Stored data entries

::::

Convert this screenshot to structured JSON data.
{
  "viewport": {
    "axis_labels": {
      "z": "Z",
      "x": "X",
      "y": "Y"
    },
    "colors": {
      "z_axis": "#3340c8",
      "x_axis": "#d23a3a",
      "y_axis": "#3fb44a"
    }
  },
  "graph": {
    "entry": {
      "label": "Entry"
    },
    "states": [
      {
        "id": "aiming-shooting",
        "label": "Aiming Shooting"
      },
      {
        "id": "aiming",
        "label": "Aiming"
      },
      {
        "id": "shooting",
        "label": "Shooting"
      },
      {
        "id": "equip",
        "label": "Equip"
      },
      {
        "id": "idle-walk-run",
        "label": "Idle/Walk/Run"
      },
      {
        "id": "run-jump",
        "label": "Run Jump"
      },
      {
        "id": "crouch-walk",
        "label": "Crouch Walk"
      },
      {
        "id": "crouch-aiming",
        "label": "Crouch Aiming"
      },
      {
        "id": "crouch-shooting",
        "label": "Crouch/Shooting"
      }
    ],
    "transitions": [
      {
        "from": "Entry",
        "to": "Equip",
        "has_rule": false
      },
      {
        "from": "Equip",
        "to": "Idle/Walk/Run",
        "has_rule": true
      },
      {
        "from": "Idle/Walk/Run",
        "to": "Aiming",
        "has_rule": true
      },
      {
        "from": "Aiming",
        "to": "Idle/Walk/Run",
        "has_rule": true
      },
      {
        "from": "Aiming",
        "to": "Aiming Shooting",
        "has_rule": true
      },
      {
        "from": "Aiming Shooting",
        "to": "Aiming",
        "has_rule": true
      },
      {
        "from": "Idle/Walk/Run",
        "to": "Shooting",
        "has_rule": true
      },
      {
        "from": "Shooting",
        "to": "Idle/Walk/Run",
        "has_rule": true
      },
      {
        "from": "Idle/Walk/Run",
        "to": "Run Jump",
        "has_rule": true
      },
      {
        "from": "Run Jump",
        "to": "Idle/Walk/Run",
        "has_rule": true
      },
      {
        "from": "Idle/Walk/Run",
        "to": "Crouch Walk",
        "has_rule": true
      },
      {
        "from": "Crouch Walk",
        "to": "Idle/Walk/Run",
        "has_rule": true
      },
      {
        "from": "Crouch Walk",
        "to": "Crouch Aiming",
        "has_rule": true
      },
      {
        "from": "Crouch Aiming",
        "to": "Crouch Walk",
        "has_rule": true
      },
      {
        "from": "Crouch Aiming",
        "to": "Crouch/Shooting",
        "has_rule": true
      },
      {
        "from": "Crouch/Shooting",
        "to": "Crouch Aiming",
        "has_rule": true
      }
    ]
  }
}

::::

Problem requirements →
Would you reproduce the material above in full, exactly as given?

Expected answer →
Convert this screenshot to structured JSON data.
{
  "viewport": {
    "axis_labels": {
      "z": "Z",
      "x": "X",
      "y": "Y"
    },
    "colors": {
      "z_axis": "#3340c8",
      "x_axis": "#d23a3a",
      "y_axis": "#3fb44a"
    }
  },
  "graph": {
    "entry": {
      "label": "Entry"
    },
    "states": [
      {
        "id": "aiming-shooting",
        "label": "Aiming Shooting"
      },
      {
        "id": "aiming",
        "label": "Aiming"
      },
      {
        "id": "shooting",
        "label": "Shooting"
      },
      {
        "id": "equip",
        "label": "Equip"
      },
      {
        "id": "idle-walk-run",
        "label": "Idle/Walk/Run"
      },
      {
        "id": "run-jump",
        "label": "Run Jump"
      },
      {
        "id": "crouch-walk",
        "label": "Crouch Walk"
      },
      {
        "id": "crouch-aiming",
        "label": "Crouch Aiming"
      },
      {
        "id": "crouch-shooting",
        "label": "Crouch/Shooting"
      }
    ],
    "transitions": [
      {
        "from": "Entry",
        "to": "Equip",
        "has_rule": false
      },
      {
        "from": "Equip",
        "to": "Idle/Walk/Run",
        "has_rule": true
      },
      {
        "from": "Idle/Walk/Run",
        "to": "Aiming",
        "has_rule": true
      },
      {
        "from": "Aiming",
        "to": "Idle/Walk/Run",
        "has_rule": true
      },
      {
        "from": "Aiming",
        "to": "Aiming Shooting",
        "has_rule": true
      },
      {
        "from": "Aiming Shooting",
        "to": "Aiming",
        "has_rule": true
      },
      {
        "from": "Idle/Walk/Run",
        "to": "Shooting",
        "has_rule": true
      },
      {
        "from": "Shooting",
        "to": "Idle/Walk/Run",
        "has_rule": true
      },
      {
        "from": "Idle/Walk/Run",
        "to": "Run Jump",
        "has_rule": true
      },
      {
        "from": "Run Jump",
        "to": "Idle/Walk/Run",
        "has_rule": true
      },
      {
        "from": "Idle/Walk/Run",
        "to": "Crouch Walk",
        "has_rule": true
      },
      {
        "from": "Crouch Walk",
        "to": "Idle/Walk/Run",
        "has_rule": true
      },
      {
        "from": "Crouch Walk",
        "to": "Crouch Aiming",
        "has_rule": true
      },
      {
        "from": "Crouch Aiming",
        "to": "Crouch Walk",
        "has_rule": true
      },
      {
        "from": "Crouch Aiming",
        "to": "Crouch/Shooting",
        "has_rule": true
      },
      {
        "from": "Crouch/Shooting",
        "to": "Crouch Aiming",
        "has_rule": true
      }
    ]
  }
}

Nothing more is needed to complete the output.